━━ INPUT MATERIAL ━━
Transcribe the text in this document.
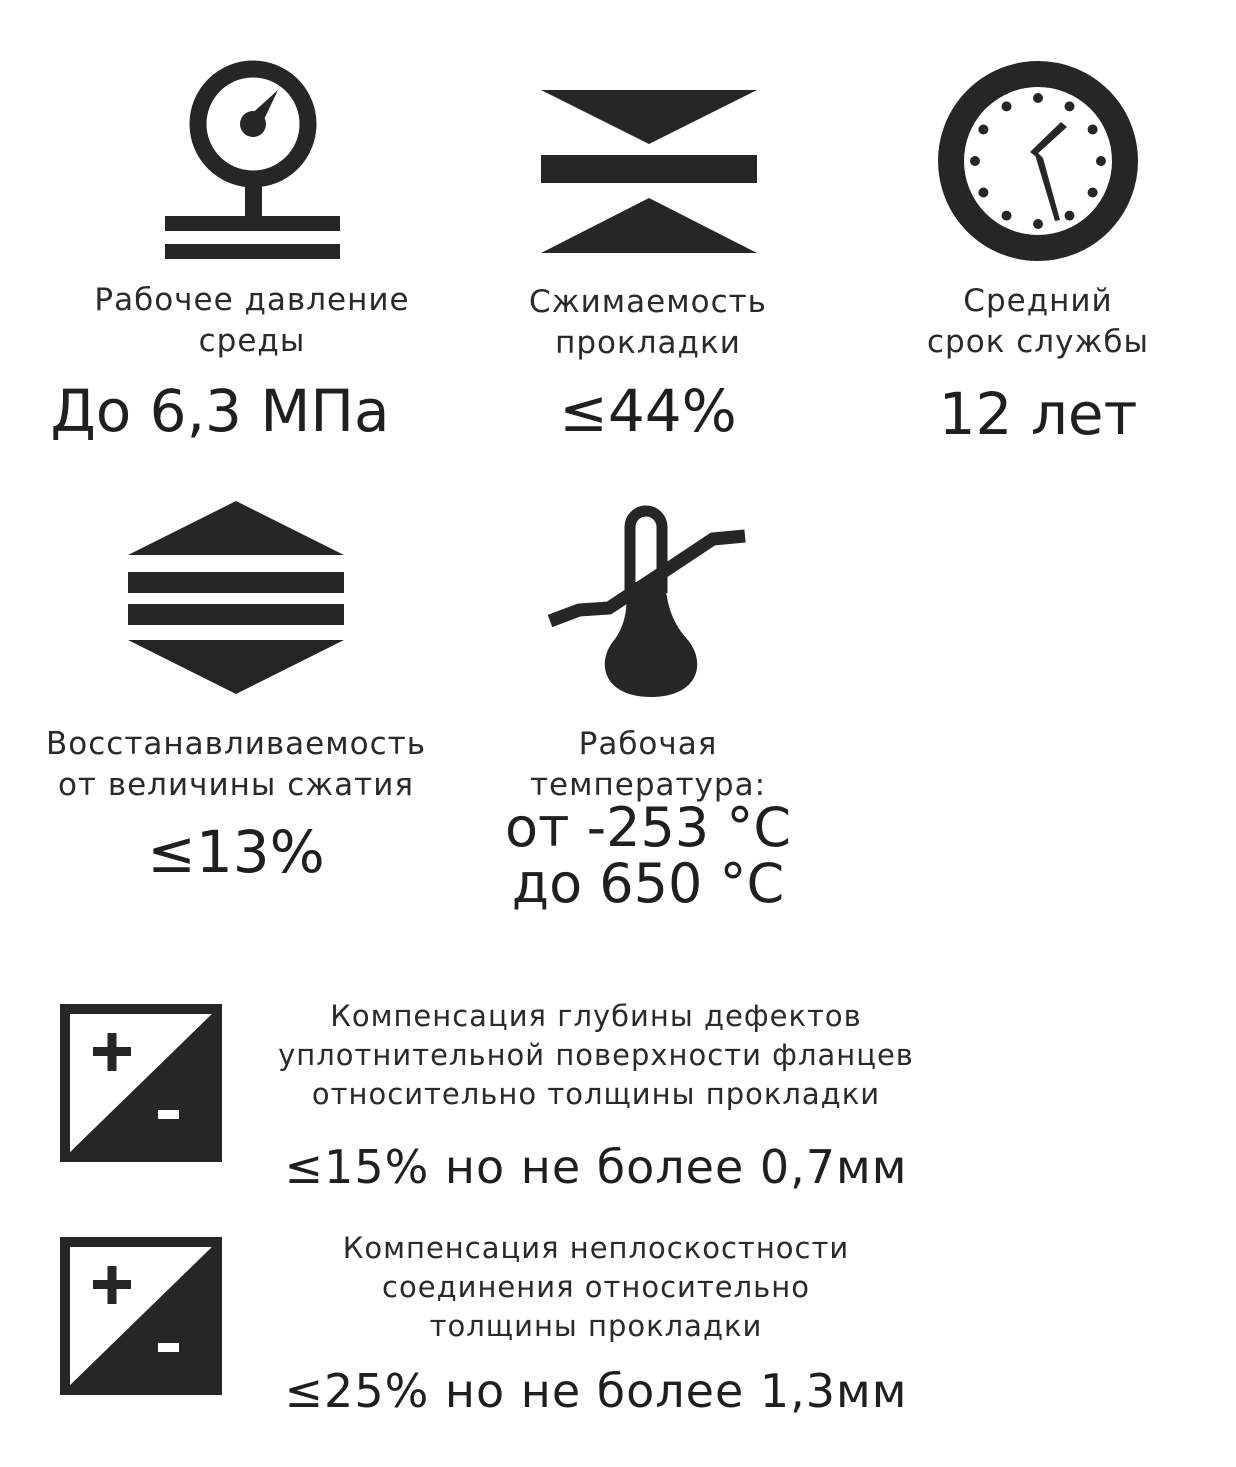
Рабочее давление
среды
До 6,3 МПа
Сжимаемость
прокладки
≤44%
Средний
срок службы
12 лет
Восстанавливаемость
от величины сжатия
≤13%
Рабочая
температура:
от -253 °С
до 650 °С
Компенсация глубины дефектов
уплотнительной поверхности фланцев
относительно толщины прокладки
≤15% но не более 0,7мм
Компенсация неплоскостности
соединения относительно
толщины прокладки
≤25% но не более 1,3мм
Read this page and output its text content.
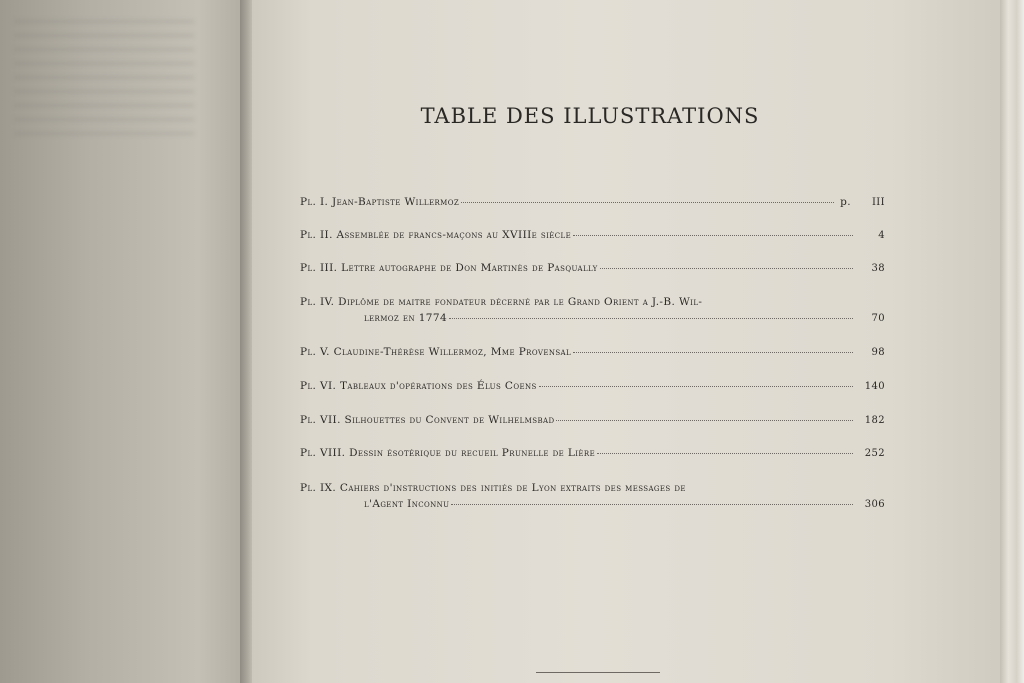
TABLE DES ILLUSTRATIONS
Pl. I. Jean-Baptiste Willermoz	p.	III
Pl. II. Assemblée de francs-maçons au XVIIIe siècle	4
Pl. III. Lettre autographe de Don Martinès de Pasqually	38
Pl. IV. Diplôme de maitre fondateur décerné par le Grand Orient a J.-B. Wil-
lermoz en 1774	70
Pl. V. Claudine-Thérèse Willermoz, Mme Provensal	98
Pl. VI. Tableaux d'opérations des Élus Coens	140
Pl. VII. Silhouettes du Convent de Wilhelmsbad	182
Pl. VIII. Dessin ésotérique du recueil Prunelle de Lière	252
Pl. IX. Cahiers d'instructions des initiés de Lyon extraits des messages de
l'Agent Inconnu	306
━━━
» **WRITTEN TASK**
Copy out exactly the lines between the line containing "Read this page and output its text content." and the end of the entries, including both, and leave the pictures behind.

» **SOLVED EXERCISE**
Read this page and output its text content.
TABLE DES ILLUSTRATIONS
Pl. I. Jean-Baptiste Willermoz	p.	III
Pl. II. Assemblée de francs-maçons au XVIIIe siècle	4
Pl. III. Lettre autographe de Don Martinès de Pasqually	38
Pl. IV. Diplôme de maitre fondateur décerné par le Grand Orient a J.-B. Wil-
lermoz en 1774	70
Pl. V. Claudine-Thérèse Willermoz, Mme Provensal	98
Pl. VI. Tableaux d'opérations des Élus Coens	140
Pl. VII. Silhouettes du Convent de Wilhelmsbad	182
Pl. VIII. Dessin ésotérique du recueil Prunelle de Lière	252
Pl. IX. Cahiers d'instructions des initiés de Lyon extraits des messages de
l'Agent Inconnu	306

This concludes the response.